**GOAL OF THE EXERCISE**
Locate each line of the material below that contains the string "strip", and copy those lines in full.

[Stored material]
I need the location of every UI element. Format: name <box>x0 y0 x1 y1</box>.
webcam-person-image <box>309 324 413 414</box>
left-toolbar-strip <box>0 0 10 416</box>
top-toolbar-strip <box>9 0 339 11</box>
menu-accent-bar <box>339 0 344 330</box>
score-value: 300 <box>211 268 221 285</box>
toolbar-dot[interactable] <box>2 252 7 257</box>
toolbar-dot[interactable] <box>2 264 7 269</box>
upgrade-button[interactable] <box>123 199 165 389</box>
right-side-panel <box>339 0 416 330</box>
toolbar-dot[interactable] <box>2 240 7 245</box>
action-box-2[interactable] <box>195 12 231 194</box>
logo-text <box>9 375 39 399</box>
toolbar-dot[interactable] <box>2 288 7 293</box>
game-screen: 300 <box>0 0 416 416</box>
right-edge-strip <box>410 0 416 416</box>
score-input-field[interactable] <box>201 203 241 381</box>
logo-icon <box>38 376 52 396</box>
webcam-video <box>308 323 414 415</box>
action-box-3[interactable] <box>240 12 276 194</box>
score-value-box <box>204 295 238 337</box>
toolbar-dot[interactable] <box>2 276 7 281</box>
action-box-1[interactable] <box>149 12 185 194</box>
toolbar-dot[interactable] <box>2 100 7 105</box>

**TASK RESPONSE**
left-toolbar-strip <box>0 0 10 416</box>
top-toolbar-strip <box>9 0 339 11</box>
right-edge-strip <box>410 0 416 416</box>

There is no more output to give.